**Reading passage**

☆ ☆ ☆ ☆

Think about it. How would you feel if you had difficulty picking up a pencil, something you previously did countless times without giving it a second thought. Would you want someone to pick it up for you? Maybe you would be driven by personal pride, fight through the chronic pain and loss of mobility, and prefer to slowly accomplish this simple task.
So how do you know when to help a senior and when to sit back? It's a judgment call, with every person and situation being different. When safety is an immediate concern, you have to act. If it is not, why not ask if you can be of service. Most seniors would appreciate your concern.
The effects of age and/or illness may limit what a senior can do. But the desire to do for oneself may be stronger than ever. Many times seniors do not resent the help, but the lack of choice. They have made decisions for themselves all their lives. They see the caregiver as taking that freedom away.
So instead of instinctively doing something for a senior, caregivers should consider how they can help them to accomplish the task or be involved in the decision. Help them maintain their self-respect while fostering as much independence as possible. Always consider how the activity and challenge could be good for their mind, body and spirit.
Of course, that's not always a simple thing to do. It can be very frustrating to be capable of helping, yet
hold back and watch. In addition, a caregiver may fear a mishap, be required to do things much differently or just be short on time. And adult children of seniors are faced with plenty of emotional relationship issues. So when should they step in and help their parent?
In the case of a lone parent, if there is a safety risk for the parent or someone else, the children have to take action. If there is mental incompetence, they should step in, as well. Otherwise, the parent (or their competent mate) has the right to choose if and when they would like some assistance.
At times the best help a caregiver can provide is no help at all. Their support and respect may be much more valuable to the senior.

☆ ☆ ☆ ☆

**Information shown**
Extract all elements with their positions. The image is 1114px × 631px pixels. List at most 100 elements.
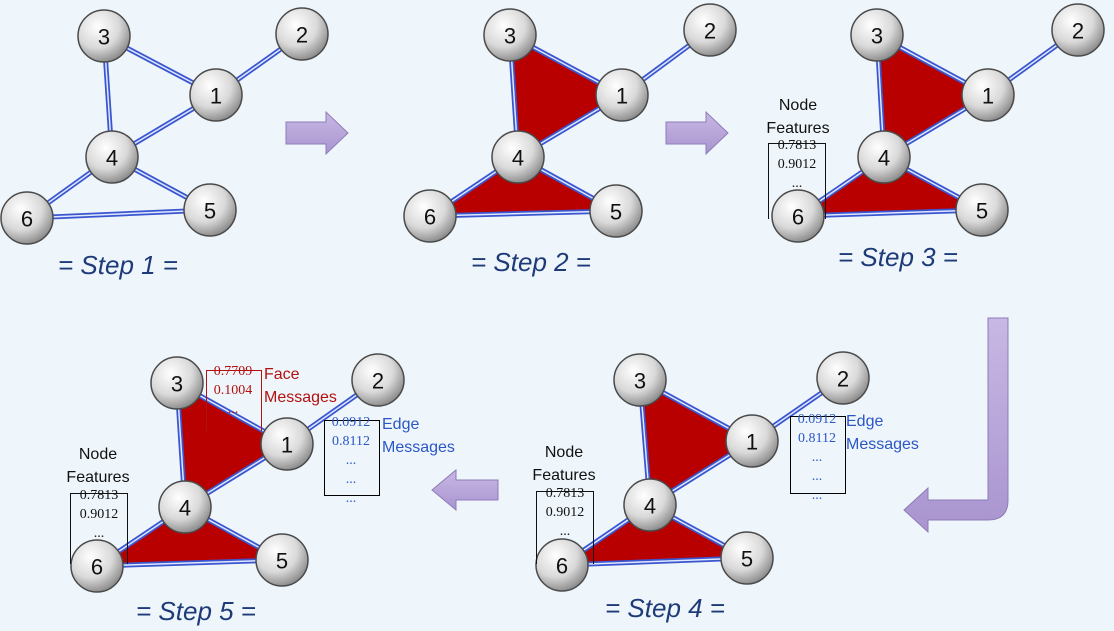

☆ ☆ ☆ ☆

**Short exercise**
Write out the passage on helping seniors word for word, from "In the case" up to and including "to the senior.".

**The response**
In the case of a lone parent, if there is a safety risk for the parent or someone else, the children have to take action. If there is mental incompetence, they should step in, as well. Otherwise, the parent (or their competent mate) has the right to choose if and when they would like some assistance.
At times the best help a caregiver can provide is no help at all. Their support and respect may be much more valuable to the senior.